# OBJECTIVE
Write the count of lines that contain the word "Hart" and nothing else.

# MATERIAL FOR THIS EXERCISE
━━━━━━━━━━

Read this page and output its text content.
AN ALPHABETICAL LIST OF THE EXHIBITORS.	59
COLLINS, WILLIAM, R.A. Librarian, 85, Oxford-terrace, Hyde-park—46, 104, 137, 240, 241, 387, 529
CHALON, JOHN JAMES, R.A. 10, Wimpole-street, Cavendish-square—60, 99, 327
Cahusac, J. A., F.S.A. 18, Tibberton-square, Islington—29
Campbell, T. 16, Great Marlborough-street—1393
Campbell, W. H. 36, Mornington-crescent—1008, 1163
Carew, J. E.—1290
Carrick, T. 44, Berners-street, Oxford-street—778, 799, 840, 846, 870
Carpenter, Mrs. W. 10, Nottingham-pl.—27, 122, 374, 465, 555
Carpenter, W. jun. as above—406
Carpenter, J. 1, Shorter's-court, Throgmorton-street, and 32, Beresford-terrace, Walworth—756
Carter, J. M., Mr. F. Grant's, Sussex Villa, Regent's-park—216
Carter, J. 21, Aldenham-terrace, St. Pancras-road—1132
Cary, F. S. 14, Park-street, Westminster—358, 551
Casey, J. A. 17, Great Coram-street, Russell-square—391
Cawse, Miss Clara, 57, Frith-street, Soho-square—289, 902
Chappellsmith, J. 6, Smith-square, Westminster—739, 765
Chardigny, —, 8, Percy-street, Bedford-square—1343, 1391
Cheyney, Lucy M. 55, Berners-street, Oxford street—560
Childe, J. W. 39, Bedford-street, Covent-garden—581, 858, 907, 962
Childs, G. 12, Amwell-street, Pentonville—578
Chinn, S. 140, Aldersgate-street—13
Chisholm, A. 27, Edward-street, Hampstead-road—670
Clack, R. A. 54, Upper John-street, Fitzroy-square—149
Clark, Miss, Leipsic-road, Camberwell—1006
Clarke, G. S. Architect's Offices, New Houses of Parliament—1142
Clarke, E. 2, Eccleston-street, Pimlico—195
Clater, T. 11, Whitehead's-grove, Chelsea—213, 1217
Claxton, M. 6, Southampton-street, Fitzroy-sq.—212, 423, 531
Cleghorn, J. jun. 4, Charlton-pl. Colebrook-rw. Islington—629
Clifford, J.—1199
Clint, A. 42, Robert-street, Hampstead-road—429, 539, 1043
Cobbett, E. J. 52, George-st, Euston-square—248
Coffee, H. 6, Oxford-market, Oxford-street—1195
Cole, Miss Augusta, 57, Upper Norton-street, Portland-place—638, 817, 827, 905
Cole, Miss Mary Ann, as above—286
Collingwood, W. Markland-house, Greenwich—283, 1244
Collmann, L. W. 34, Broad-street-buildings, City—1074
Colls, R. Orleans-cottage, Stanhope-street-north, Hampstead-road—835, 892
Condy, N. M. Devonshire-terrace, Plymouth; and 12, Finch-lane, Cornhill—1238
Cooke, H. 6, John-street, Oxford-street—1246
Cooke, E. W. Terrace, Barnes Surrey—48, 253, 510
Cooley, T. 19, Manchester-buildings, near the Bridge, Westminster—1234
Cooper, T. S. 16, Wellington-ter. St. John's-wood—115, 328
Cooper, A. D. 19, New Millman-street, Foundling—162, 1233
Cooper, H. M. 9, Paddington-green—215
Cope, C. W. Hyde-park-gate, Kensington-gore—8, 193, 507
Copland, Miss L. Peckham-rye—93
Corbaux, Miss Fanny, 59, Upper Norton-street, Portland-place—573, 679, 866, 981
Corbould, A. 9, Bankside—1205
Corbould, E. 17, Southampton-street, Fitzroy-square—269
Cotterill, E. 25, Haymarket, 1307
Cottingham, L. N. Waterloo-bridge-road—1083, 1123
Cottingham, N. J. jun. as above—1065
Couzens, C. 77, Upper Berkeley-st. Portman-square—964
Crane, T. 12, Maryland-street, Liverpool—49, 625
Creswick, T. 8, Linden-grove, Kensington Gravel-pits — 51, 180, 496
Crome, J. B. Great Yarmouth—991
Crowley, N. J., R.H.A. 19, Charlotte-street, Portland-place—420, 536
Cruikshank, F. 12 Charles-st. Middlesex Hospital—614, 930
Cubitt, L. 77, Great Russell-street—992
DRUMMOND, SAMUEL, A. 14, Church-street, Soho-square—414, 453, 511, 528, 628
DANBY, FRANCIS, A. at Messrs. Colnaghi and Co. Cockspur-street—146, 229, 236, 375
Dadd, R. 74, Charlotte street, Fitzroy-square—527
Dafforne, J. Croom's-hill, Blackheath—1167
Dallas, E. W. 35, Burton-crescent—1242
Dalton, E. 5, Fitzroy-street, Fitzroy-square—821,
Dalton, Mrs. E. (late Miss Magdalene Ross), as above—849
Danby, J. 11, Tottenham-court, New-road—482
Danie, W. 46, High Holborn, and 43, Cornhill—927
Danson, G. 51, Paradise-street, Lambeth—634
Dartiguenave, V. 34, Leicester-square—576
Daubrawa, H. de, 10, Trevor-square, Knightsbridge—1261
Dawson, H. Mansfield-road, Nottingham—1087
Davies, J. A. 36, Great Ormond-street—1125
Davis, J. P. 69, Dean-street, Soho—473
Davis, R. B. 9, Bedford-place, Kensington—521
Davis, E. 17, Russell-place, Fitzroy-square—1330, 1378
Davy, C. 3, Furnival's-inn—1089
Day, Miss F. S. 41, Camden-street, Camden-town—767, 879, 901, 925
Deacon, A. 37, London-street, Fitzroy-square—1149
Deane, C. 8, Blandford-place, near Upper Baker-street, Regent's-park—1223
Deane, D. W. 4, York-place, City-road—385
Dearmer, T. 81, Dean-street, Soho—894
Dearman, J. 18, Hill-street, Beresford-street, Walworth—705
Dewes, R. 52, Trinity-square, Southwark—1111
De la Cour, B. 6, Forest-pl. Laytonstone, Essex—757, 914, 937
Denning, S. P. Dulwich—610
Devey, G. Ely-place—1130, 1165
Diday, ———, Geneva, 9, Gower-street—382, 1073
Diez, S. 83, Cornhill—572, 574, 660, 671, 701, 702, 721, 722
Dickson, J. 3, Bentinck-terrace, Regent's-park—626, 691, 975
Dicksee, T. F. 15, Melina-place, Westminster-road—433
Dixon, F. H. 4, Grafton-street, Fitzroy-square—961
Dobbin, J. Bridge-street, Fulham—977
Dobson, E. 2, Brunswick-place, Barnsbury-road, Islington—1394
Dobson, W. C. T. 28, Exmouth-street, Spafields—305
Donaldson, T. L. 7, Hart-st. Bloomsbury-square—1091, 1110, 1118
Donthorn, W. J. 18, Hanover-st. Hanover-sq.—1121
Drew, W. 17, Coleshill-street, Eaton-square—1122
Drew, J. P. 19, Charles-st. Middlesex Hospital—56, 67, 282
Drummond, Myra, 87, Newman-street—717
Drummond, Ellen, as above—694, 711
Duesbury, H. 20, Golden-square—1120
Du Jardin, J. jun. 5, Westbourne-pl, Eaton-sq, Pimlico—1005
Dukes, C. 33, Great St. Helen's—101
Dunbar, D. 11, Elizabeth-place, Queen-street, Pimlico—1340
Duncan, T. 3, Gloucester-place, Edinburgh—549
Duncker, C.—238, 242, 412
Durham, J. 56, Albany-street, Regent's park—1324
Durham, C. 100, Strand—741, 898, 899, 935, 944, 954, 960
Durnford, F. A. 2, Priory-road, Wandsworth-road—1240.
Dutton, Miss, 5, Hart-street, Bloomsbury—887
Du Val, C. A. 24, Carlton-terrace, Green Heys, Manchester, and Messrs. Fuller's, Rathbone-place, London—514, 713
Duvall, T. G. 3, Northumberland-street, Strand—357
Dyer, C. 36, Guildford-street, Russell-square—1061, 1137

━━━━━━━━━━

# PROBLEM SOLUTION
2